[Structured figure records]
▬▬▬
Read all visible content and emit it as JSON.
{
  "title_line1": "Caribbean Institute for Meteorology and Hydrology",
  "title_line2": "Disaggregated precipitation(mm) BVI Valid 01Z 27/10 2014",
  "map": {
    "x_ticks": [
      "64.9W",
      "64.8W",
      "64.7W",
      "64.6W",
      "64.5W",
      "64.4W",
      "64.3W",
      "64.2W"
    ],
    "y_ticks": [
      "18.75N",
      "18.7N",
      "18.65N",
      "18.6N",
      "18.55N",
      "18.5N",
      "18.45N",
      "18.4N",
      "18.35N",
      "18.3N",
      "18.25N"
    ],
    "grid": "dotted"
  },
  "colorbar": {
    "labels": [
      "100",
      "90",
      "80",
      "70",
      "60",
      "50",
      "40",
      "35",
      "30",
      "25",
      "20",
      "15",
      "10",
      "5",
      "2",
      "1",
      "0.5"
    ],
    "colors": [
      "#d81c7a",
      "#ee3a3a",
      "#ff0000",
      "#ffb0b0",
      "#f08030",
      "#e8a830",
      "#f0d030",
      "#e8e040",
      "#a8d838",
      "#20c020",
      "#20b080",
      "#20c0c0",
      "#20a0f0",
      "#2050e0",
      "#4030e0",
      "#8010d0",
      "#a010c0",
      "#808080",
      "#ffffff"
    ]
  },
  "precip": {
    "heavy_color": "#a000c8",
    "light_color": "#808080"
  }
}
▬▬▬
Quote the data above in full, changing nothing.

Solution for this exercise.
Read all visible content and emit it as JSON.
{
  "title_line1": "Caribbean Institute for Meteorology and Hydrology",
  "title_line2": "Disaggregated precipitation(mm) BVI Valid 01Z 27/10 2014",
  "map": {
    "x_ticks": [
      "64.9W",
      "64.8W",
      "64.7W",
      "64.6W",
      "64.5W",
      "64.4W",
      "64.3W",
      "64.2W"
    ],
    "y_ticks": [
      "18.75N",
      "18.7N",
      "18.65N",
      "18.6N",
      "18.55N",
      "18.5N",
      "18.45N",
      "18.4N",
      "18.35N",
      "18.3N",
      "18.25N"
    ],
    "grid": "dotted"
  },
  "colorbar": {
    "labels": [
      "100",
      "90",
      "80",
      "70",
      "60",
      "50",
      "40",
      "35",
      "30",
      "25",
      "20",
      "15",
      "10",
      "5",
      "2",
      "1",
      "0.5"
    ],
    "colors": [
      "#d81c7a",
      "#ee3a3a",
      "#ff0000",
      "#ffb0b0",
      "#f08030",
      "#e8a830",
      "#f0d030",
      "#e8e040",
      "#a8d838",
      "#20c020",
      "#20b080",
      "#20c0c0",
      "#20a0f0",
      "#2050e0",
      "#4030e0",
      "#8010d0",
      "#a010c0",
      "#808080",
      "#ffffff"
    ]
  },
  "precip": {
    "heavy_color": "#a000c8",
    "light_color": "#808080"
  }
}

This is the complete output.